Prompt: Your task is to repeat the lines below exactly, excluding any pictures they contain.

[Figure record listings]
━━━━━━━━━━
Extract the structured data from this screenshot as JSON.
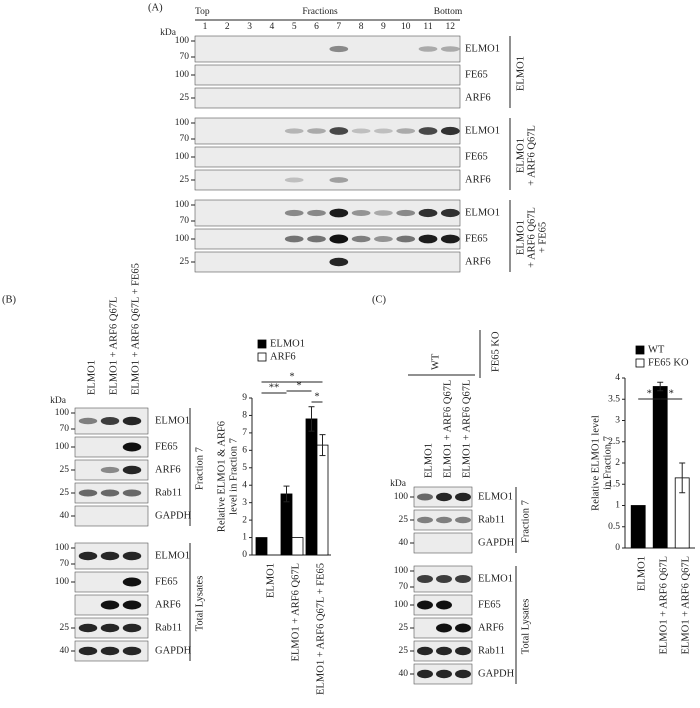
{
  "panel_a": {
    "label": "(A)",
    "top": "Top",
    "heading": "Fractions",
    "bottom": "Bottom",
    "kda": "kDa",
    "fractions": [
      "1",
      "2",
      "3",
      "4",
      "5",
      "6",
      "7",
      "8",
      "9",
      "10",
      "11",
      "12"
    ],
    "groups": [
      {
        "condition": [
          "ELMO1"
        ],
        "rows": [
          {
            "markers": [
              "100",
              "70"
            ],
            "protein": "ELMO1"
          },
          {
            "markers": [
              "100"
            ],
            "protein": "FE65"
          },
          {
            "markers": [
              "25"
            ],
            "protein": "ARF6"
          }
        ]
      },
      {
        "condition": [
          "ELMO1",
          "+ ARF6 Q67L"
        ],
        "rows": [
          {
            "markers": [
              "100",
              "70"
            ],
            "protein": "ELMO1"
          },
          {
            "markers": [
              "100"
            ],
            "protein": "FE65"
          },
          {
            "markers": [
              "25"
            ],
            "protein": "ARF6"
          }
        ]
      },
      {
        "condition": [
          "ELMO1",
          "+ ARF6 Q67L",
          "+ FE65"
        ],
        "rows": [
          {
            "markers": [
              "100",
              "70"
            ],
            "protein": "ELMO1"
          },
          {
            "markers": [
              "100"
            ],
            "protein": "FE65"
          },
          {
            "markers": [
              "25"
            ],
            "protein": "ARF6"
          }
        ]
      }
    ]
  },
  "panel_b": {
    "label": "(B)",
    "kda": "kDa",
    "lanes": [
      "ELMO1",
      "ELMO1 + ARF6 Q67L",
      "ELMO1 + ARF6 Q67L + FE65"
    ],
    "sections": [
      {
        "name": "Fraction 7",
        "rows": [
          {
            "markers": [
              "100",
              "70"
            ],
            "protein": "ELMO1"
          },
          {
            "markers": [
              "100"
            ],
            "protein": "FE65"
          },
          {
            "markers": [
              "25"
            ],
            "protein": "ARF6"
          },
          {
            "markers": [
              "25"
            ],
            "protein": "Rab11"
          },
          {
            "markers": [
              "40"
            ],
            "protein": "GAPDH"
          }
        ]
      },
      {
        "name": "Total Lysates",
        "rows": [
          {
            "markers": [
              "100",
              "70"
            ],
            "protein": "ELMO1"
          },
          {
            "markers": [
              "100"
            ],
            "protein": "FE65"
          },
          {
            "markers": [],
            "protein": "ARF6"
          },
          {
            "markers": [
              "25"
            ],
            "protein": "Rab11"
          },
          {
            "markers": [
              "40"
            ],
            "protein": "GAPDH"
          }
        ]
      }
    ]
  },
  "panel_c": {
    "label": "(C)",
    "kda": "kDa",
    "groups": [
      "WT",
      "FE65 KO"
    ],
    "lanes": [
      "ELMO1",
      "ELMO1 + ARF6 Q67L",
      "ELMO1 + ARF6 Q67L"
    ],
    "sections": [
      {
        "name": "Fraction 7",
        "rows": [
          {
            "markers": [
              "100"
            ],
            "protein": "ELMO1"
          },
          {
            "markers": [
              "25"
            ],
            "protein": "Rab11"
          },
          {
            "markers": [
              "40"
            ],
            "protein": "GAPDH"
          }
        ]
      },
      {
        "name": "Total Lysates",
        "rows": [
          {
            "markers": [
              "100",
              "70"
            ],
            "protein": "ELMO1"
          },
          {
            "markers": [
              "100"
            ],
            "protein": "FE65"
          },
          {
            "markers": [
              "25"
            ],
            "protein": "ARF6"
          },
          {
            "markers": [
              "25"
            ],
            "protein": "Rab11"
          },
          {
            "markers": [
              "40"
            ],
            "protein": "GAPDH"
          }
        ]
      }
    ]
  },
  "chart_data": [
    {
      "type": "bar",
      "ylabel": [
        "Relative ELMO1 & ARF6",
        "level in Fraction 7"
      ],
      "categories": [
        "ELMO1",
        "ELMO1 + ARF6 Q67L",
        "ELMO1 + ARF6 Q67L + FE65"
      ],
      "series": [
        {
          "name": "ELMO1",
          "color": "#000000",
          "values": [
            1,
            3.5,
            7.8
          ],
          "errors": [
            null,
            0.45,
            0.7
          ]
        },
        {
          "name": "ARF6",
          "color": "#ffffff",
          "values": [
            null,
            1,
            6.3
          ],
          "errors": [
            null,
            null,
            0.6
          ]
        }
      ],
      "grouped": true,
      "ylim": [
        0,
        9
      ],
      "yticks": [
        0,
        1,
        2,
        3,
        4,
        5,
        6,
        7,
        8,
        9
      ],
      "significance": [
        "*",
        "**",
        "*",
        "*"
      ]
    },
    {
      "type": "bar",
      "ylabel": [
        "Relative ELMO1 level",
        "in Fraction 7"
      ],
      "categories": [
        "ELMO1",
        "ELMO1 + ARF6 Q67L",
        "ELMO1 + ARF6 Q67L"
      ],
      "series": [
        {
          "name": "WT",
          "color": "#000000",
          "values": [
            1,
            3.8,
            null
          ],
          "errors": [
            null,
            0.1,
            null
          ]
        },
        {
          "name": "FE65 KO",
          "color": "#ffffff",
          "values": [
            null,
            null,
            1.65
          ],
          "errors": [
            null,
            null,
            0.35
          ]
        }
      ],
      "grouped": false,
      "ylim": [
        0,
        4
      ],
      "yticks": [
        0,
        0.5,
        1,
        1.5,
        2,
        2.5,
        3,
        3.5,
        4
      ],
      "significance": [
        "*",
        "*"
      ]
    }
  ]
}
━━━━━━━━━━
Written answer:
Extract the structured data from this screenshot as JSON.
{
  "panel_a": {
    "label": "(A)",
    "top": "Top",
    "heading": "Fractions",
    "bottom": "Bottom",
    "kda": "kDa",
    "fractions": [
      "1",
      "2",
      "3",
      "4",
      "5",
      "6",
      "7",
      "8",
      "9",
      "10",
      "11",
      "12"
    ],
    "groups": [
      {
        "condition": [
          "ELMO1"
        ],
        "rows": [
          {
            "markers": [
              "100",
              "70"
            ],
            "protein": "ELMO1"
          },
          {
            "markers": [
              "100"
            ],
            "protein": "FE65"
          },
          {
            "markers": [
              "25"
            ],
            "protein": "ARF6"
          }
        ]
      },
      {
        "condition": [
          "ELMO1",
          "+ ARF6 Q67L"
        ],
        "rows": [
          {
            "markers": [
              "100",
              "70"
            ],
            "protein": "ELMO1"
          },
          {
            "markers": [
              "100"
            ],
            "protein": "FE65"
          },
          {
            "markers": [
              "25"
            ],
            "protein": "ARF6"
          }
        ]
      },
      {
        "condition": [
          "ELMO1",
          "+ ARF6 Q67L",
          "+ FE65"
        ],
        "rows": [
          {
            "markers": [
              "100",
              "70"
            ],
            "protein": "ELMO1"
          },
          {
            "markers": [
              "100"
            ],
            "protein": "FE65"
          },
          {
            "markers": [
              "25"
            ],
            "protein": "ARF6"
          }
        ]
      }
    ]
  },
  "panel_b": {
    "label": "(B)",
    "kda": "kDa",
    "lanes": [
      "ELMO1",
      "ELMO1 + ARF6 Q67L",
      "ELMO1 + ARF6 Q67L + FE65"
    ],
    "sections": [
      {
        "name": "Fraction 7",
        "rows": [
          {
            "markers": [
              "100",
              "70"
            ],
            "protein": "ELMO1"
          },
          {
            "markers": [
              "100"
            ],
            "protein": "FE65"
          },
          {
            "markers": [
              "25"
            ],
            "protein": "ARF6"
          },
          {
            "markers": [
              "25"
            ],
            "protein": "Rab11"
          },
          {
            "markers": [
              "40"
            ],
            "protein": "GAPDH"
          }
        ]
      },
      {
        "name": "Total Lysates",
        "rows": [
          {
            "markers": [
              "100",
              "70"
            ],
            "protein": "ELMO1"
          },
          {
            "markers": [
              "100"
            ],
            "protein": "FE65"
          },
          {
            "markers": [],
            "protein": "ARF6"
          },
          {
            "markers": [
              "25"
            ],
            "protein": "Rab11"
          },
          {
            "markers": [
              "40"
            ],
            "protein": "GAPDH"
          }
        ]
      }
    ]
  },
  "panel_c": {
    "label": "(C)",
    "kda": "kDa",
    "groups": [
      "WT",
      "FE65 KO"
    ],
    "lanes": [
      "ELMO1",
      "ELMO1 + ARF6 Q67L",
      "ELMO1 + ARF6 Q67L"
    ],
    "sections": [
      {
        "name": "Fraction 7",
        "rows": [
          {
            "markers": [
              "100"
            ],
            "protein": "ELMO1"
          },
          {
            "markers": [
              "25"
            ],
            "protein": "Rab11"
          },
          {
            "markers": [
              "40"
            ],
            "protein": "GAPDH"
          }
        ]
      },
      {
        "name": "Total Lysates",
        "rows": [
          {
            "markers": [
              "100",
              "70"
            ],
            "protein": "ELMO1"
          },
          {
            "markers": [
              "100"
            ],
            "protein": "FE65"
          },
          {
            "markers": [
              "25"
            ],
            "protein": "ARF6"
          },
          {
            "markers": [
              "25"
            ],
            "protein": "Rab11"
          },
          {
            "markers": [
              "40"
            ],
            "protein": "GAPDH"
          }
        ]
      }
    ]
  },
  "chart_data": [
    {
      "type": "bar",
      "ylabel": [
        "Relative ELMO1 & ARF6",
        "level in Fraction 7"
      ],
      "categories": [
        "ELMO1",
        "ELMO1 + ARF6 Q67L",
        "ELMO1 + ARF6 Q67L + FE65"
      ],
      "series": [
        {
          "name": "ELMO1",
          "color": "#000000",
          "values": [
            1,
            3.5,
            7.8
          ],
          "errors": [
            null,
            0.45,
            0.7
          ]
        },
        {
          "name": "ARF6",
          "color": "#ffffff",
          "values": [
            null,
            1,
            6.3
          ],
          "errors": [
            null,
            null,
            0.6
          ]
        }
      ],
      "grouped": true,
      "ylim": [
        0,
        9
      ],
      "yticks": [
        0,
        1,
        2,
        3,
        4,
        5,
        6,
        7,
        8,
        9
      ],
      "significance": [
        "*",
        "**",
        "*",
        "*"
      ]
    },
    {
      "type": "bar",
      "ylabel": [
        "Relative ELMO1 level",
        "in Fraction 7"
      ],
      "categories": [
        "ELMO1",
        "ELMO1 + ARF6 Q67L",
        "ELMO1 + ARF6 Q67L"
      ],
      "series": [
        {
          "name": "WT",
          "color": "#000000",
          "values": [
            1,
            3.8,
            null
          ],
          "errors": [
            null,
            0.1,
            null
          ]
        },
        {
          "name": "FE65 KO",
          "color": "#ffffff",
          "values": [
            null,
            null,
            1.65
          ],
          "errors": [
            null,
            null,
            0.35
          ]
        }
      ],
      "grouped": false,
      "ylim": [
        0,
        4
      ],
      "yticks": [
        0,
        0.5,
        1,
        1.5,
        2,
        2.5,
        3,
        3.5,
        4
      ],
      "significance": [
        "*",
        "*"
      ]
    }
  ]
}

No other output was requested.